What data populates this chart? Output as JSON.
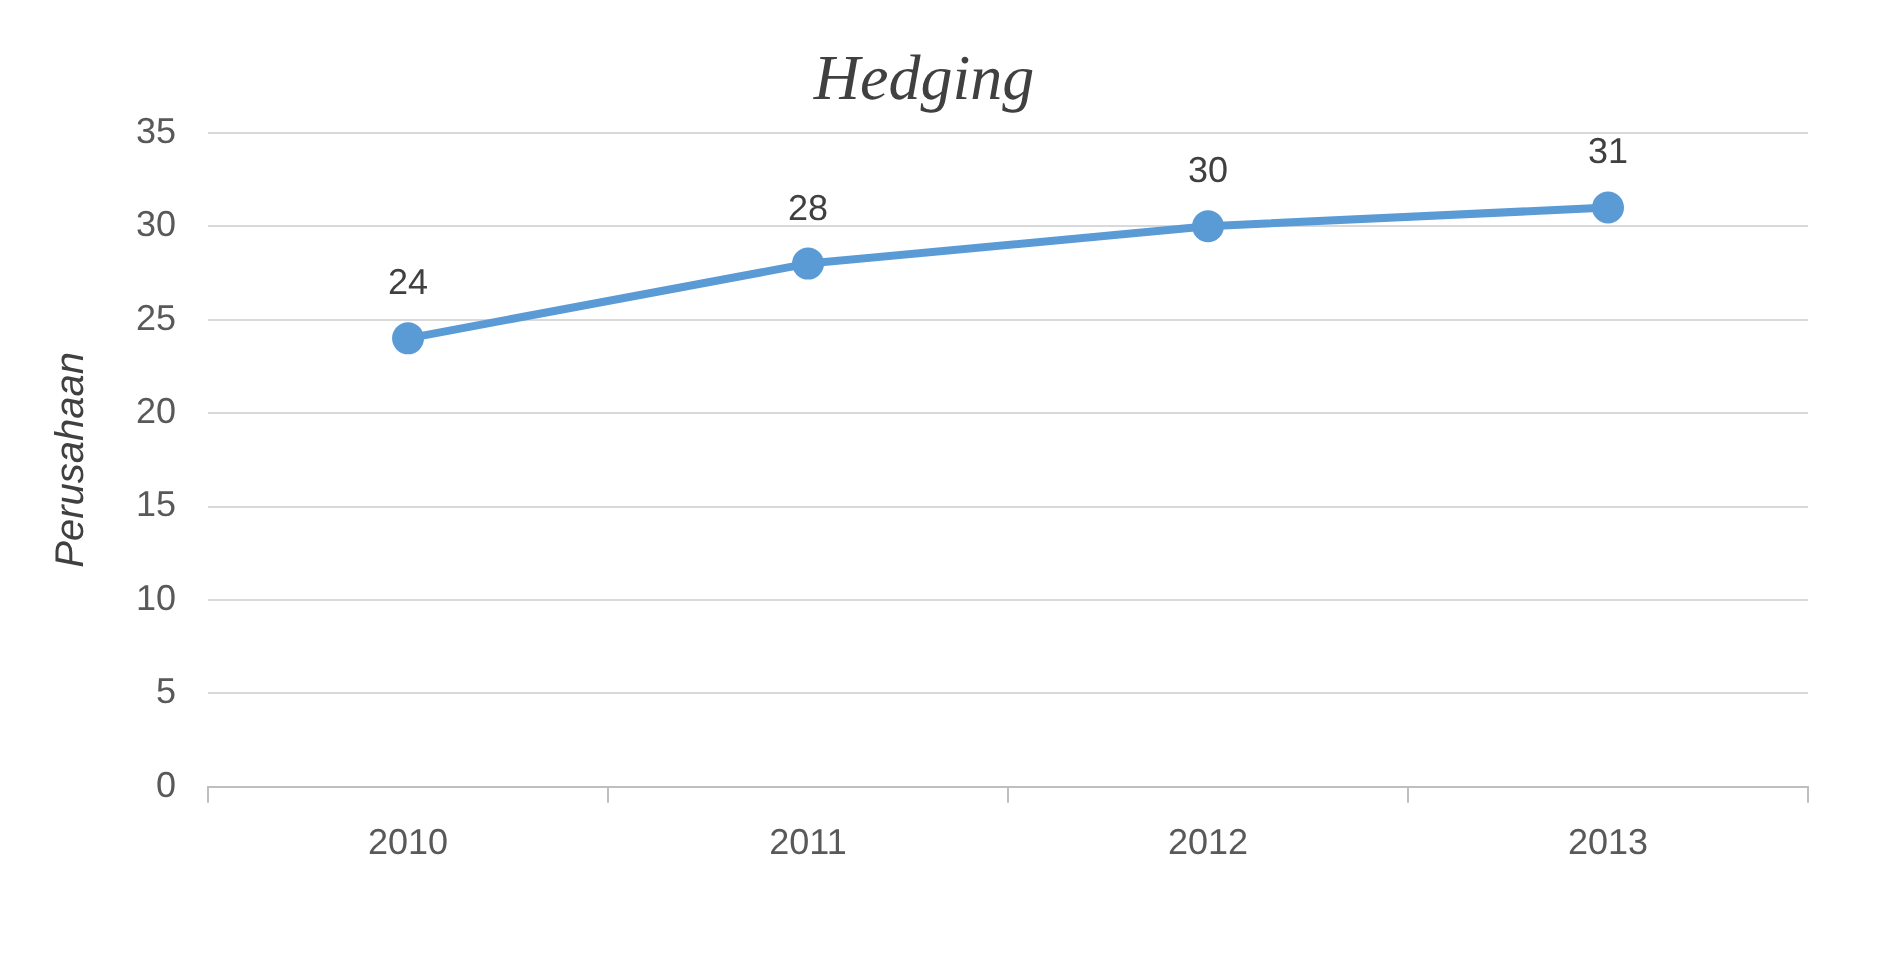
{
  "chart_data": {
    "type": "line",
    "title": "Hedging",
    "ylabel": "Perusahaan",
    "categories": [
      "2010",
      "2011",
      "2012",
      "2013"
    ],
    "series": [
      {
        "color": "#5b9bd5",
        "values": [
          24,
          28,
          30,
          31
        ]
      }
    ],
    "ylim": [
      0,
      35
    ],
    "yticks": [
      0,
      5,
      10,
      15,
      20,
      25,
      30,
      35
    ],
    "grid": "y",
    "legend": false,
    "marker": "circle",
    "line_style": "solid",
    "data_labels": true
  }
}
************
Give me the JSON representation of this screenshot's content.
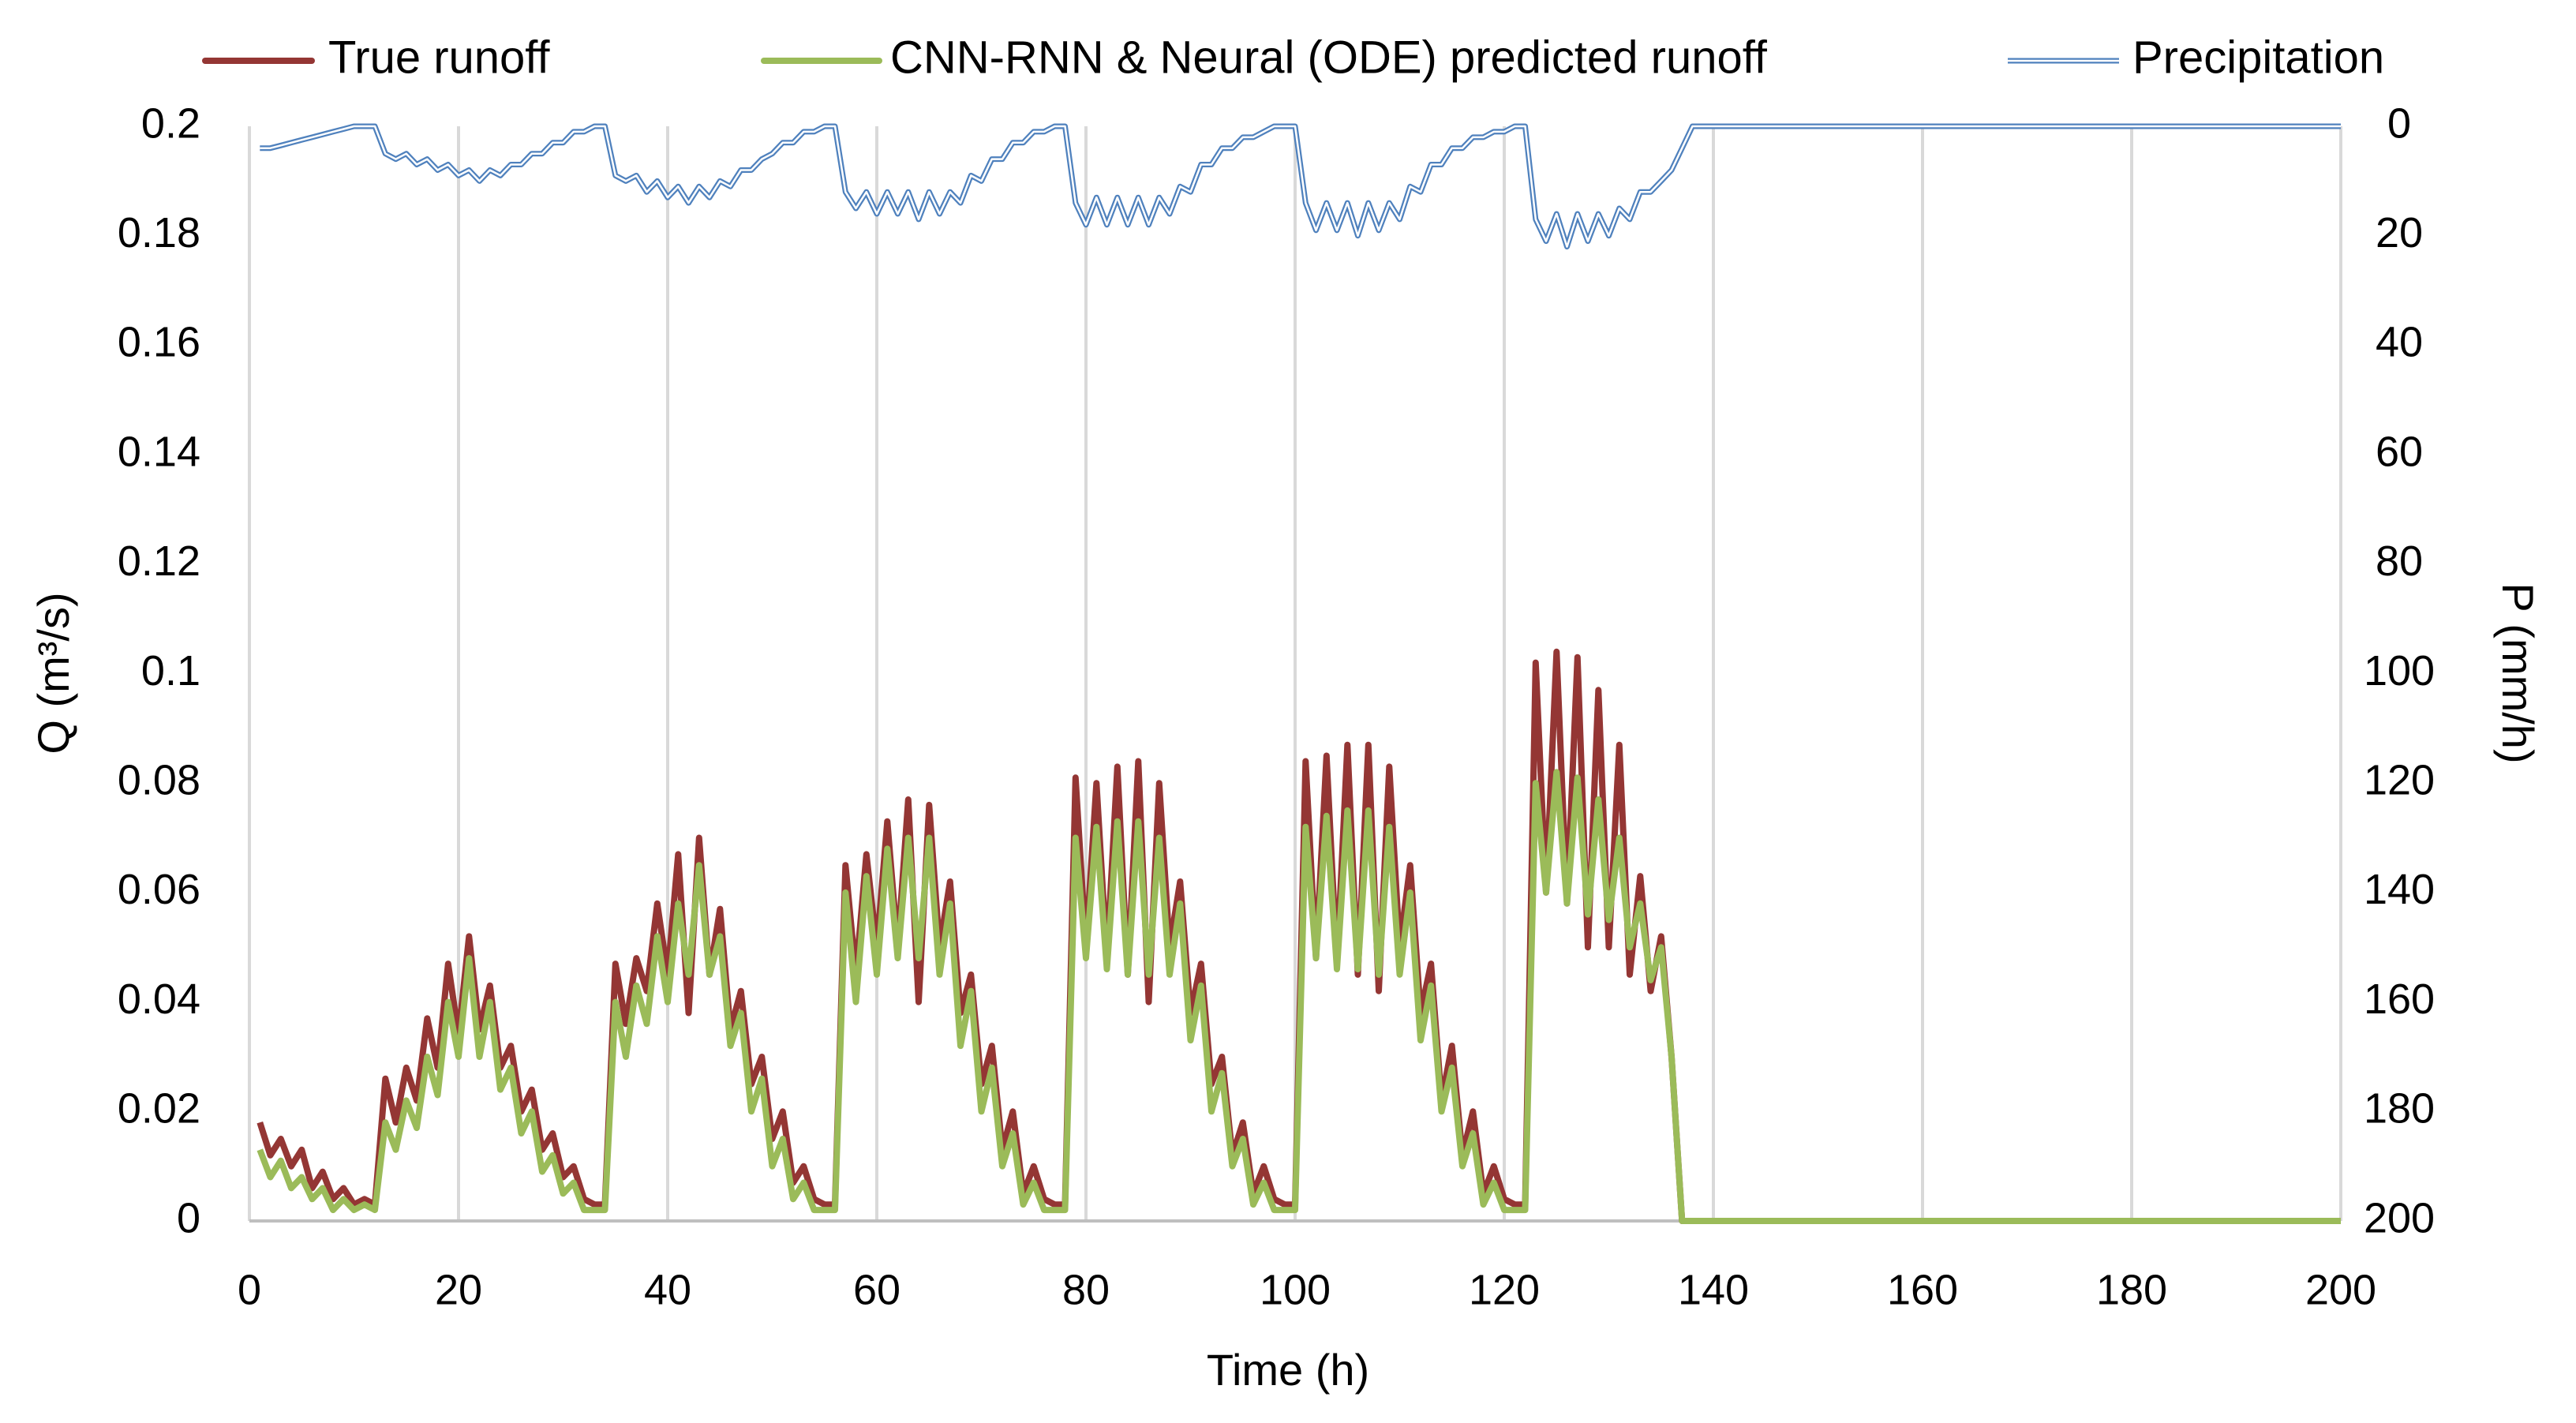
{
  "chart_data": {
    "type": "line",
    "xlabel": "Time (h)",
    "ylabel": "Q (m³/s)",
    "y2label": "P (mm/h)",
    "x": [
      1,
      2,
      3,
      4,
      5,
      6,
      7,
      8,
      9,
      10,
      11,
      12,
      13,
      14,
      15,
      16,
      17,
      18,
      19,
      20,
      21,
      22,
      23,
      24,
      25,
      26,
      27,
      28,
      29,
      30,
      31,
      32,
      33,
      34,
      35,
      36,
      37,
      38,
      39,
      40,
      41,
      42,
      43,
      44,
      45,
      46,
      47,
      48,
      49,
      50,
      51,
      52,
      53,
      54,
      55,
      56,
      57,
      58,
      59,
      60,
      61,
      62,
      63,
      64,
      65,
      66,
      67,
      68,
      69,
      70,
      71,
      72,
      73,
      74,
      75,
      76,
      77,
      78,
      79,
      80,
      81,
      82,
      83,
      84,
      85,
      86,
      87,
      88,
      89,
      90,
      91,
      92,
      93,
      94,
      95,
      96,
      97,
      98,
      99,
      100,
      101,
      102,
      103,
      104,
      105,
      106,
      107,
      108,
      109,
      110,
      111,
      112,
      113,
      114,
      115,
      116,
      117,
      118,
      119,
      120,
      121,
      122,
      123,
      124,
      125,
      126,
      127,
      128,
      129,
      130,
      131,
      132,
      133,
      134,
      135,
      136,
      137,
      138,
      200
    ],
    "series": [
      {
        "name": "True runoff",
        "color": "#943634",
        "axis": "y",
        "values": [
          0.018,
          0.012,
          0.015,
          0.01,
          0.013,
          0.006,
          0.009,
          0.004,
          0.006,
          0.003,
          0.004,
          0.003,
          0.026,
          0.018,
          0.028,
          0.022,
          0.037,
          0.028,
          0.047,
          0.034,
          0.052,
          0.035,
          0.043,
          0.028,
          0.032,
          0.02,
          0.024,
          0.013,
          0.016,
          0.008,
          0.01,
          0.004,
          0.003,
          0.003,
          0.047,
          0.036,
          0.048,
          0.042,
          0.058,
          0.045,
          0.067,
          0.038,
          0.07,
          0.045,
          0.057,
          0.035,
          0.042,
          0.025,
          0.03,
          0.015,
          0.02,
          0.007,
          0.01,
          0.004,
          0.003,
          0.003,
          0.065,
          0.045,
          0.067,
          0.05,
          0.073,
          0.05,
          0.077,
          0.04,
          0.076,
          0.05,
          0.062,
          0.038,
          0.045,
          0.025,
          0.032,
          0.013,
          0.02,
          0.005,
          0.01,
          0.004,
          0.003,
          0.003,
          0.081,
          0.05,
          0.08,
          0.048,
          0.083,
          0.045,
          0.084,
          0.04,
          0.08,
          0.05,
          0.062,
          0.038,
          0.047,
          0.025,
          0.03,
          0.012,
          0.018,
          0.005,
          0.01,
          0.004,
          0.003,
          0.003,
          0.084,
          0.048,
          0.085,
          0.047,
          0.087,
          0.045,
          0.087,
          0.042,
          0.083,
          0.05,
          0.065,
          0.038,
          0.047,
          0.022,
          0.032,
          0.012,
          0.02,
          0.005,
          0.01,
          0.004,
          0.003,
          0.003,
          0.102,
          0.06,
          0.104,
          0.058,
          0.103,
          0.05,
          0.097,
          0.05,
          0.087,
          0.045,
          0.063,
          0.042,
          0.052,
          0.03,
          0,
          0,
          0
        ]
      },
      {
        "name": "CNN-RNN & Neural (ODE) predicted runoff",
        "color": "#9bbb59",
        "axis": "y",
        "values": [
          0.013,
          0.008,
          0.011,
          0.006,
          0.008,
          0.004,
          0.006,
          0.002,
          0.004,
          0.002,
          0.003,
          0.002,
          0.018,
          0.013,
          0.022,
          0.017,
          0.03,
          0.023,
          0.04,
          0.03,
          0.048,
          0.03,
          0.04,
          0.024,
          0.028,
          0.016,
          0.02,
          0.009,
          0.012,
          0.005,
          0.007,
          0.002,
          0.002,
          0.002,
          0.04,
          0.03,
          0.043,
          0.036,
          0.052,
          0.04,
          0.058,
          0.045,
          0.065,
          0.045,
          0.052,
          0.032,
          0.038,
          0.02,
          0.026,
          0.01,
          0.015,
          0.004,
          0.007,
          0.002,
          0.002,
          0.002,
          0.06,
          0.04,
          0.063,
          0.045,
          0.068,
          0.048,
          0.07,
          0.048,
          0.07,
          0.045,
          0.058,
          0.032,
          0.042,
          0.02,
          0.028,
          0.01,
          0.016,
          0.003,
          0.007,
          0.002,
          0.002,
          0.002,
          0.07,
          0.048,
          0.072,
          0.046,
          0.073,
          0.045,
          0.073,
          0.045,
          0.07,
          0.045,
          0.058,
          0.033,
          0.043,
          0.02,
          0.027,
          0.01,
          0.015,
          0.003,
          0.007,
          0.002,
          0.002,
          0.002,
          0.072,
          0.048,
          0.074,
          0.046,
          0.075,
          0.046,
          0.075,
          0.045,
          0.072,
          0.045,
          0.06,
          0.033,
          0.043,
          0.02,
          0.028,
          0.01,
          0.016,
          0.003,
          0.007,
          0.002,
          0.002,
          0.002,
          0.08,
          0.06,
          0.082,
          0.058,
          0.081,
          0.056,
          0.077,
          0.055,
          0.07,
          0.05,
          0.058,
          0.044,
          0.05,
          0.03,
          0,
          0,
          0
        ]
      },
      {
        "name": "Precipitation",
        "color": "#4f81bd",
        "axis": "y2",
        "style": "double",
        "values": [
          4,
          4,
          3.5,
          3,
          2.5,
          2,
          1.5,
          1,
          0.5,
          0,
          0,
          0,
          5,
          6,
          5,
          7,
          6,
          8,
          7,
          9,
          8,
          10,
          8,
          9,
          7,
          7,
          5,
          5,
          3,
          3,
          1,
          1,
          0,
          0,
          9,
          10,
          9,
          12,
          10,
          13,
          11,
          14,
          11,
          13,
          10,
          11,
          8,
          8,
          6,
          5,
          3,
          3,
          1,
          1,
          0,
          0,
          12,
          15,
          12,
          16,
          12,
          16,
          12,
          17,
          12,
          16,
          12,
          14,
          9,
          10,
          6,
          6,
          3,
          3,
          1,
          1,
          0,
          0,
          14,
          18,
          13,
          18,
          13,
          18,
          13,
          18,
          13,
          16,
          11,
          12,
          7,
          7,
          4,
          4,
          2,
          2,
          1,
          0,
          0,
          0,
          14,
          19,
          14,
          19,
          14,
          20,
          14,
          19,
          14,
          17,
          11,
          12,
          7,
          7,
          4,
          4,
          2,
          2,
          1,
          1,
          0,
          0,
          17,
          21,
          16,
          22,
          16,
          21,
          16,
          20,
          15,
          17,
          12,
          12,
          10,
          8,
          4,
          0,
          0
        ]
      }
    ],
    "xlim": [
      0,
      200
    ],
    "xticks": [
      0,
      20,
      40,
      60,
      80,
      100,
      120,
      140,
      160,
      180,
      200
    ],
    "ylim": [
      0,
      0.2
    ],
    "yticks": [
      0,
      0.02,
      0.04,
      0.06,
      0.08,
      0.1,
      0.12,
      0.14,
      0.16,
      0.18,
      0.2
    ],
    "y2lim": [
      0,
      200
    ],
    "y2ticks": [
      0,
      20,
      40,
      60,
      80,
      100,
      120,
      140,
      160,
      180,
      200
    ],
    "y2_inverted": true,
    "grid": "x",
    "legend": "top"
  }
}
************
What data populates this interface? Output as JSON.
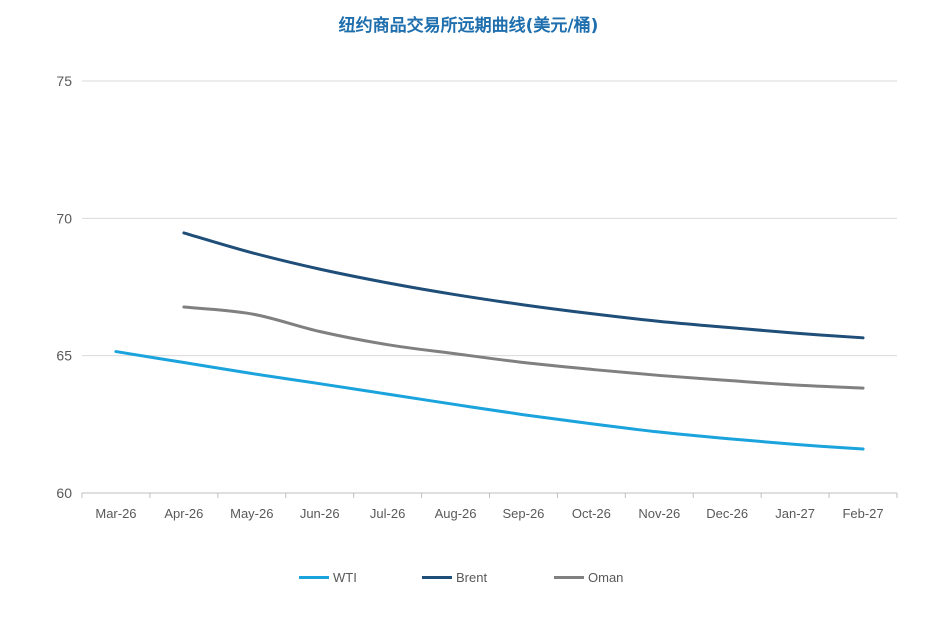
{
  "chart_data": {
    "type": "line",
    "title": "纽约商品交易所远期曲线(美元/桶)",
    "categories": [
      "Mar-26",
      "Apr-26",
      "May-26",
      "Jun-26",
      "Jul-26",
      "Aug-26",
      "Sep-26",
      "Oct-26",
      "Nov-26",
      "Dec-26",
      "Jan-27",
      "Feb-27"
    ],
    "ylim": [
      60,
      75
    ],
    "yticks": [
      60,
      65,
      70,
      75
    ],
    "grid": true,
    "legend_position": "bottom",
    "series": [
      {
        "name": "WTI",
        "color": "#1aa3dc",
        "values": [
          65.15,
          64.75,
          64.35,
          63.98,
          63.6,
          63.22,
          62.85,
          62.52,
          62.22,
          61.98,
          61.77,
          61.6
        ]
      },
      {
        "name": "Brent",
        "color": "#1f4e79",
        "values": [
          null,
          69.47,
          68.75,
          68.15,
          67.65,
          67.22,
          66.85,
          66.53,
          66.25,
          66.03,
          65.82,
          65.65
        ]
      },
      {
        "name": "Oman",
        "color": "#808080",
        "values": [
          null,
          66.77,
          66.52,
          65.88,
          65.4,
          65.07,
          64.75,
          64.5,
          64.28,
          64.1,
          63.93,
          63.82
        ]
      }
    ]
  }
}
************
Find the string "color" in the records, then copy each line where it occurs.

        "color": "#5b9bd5",
        "color": "#943634",
        "color": "#9bbb59",
        "color": "#4f81bd",
        "color": "#1aa3dc",
        "color": "#1f4e79",
        "color": "#808080",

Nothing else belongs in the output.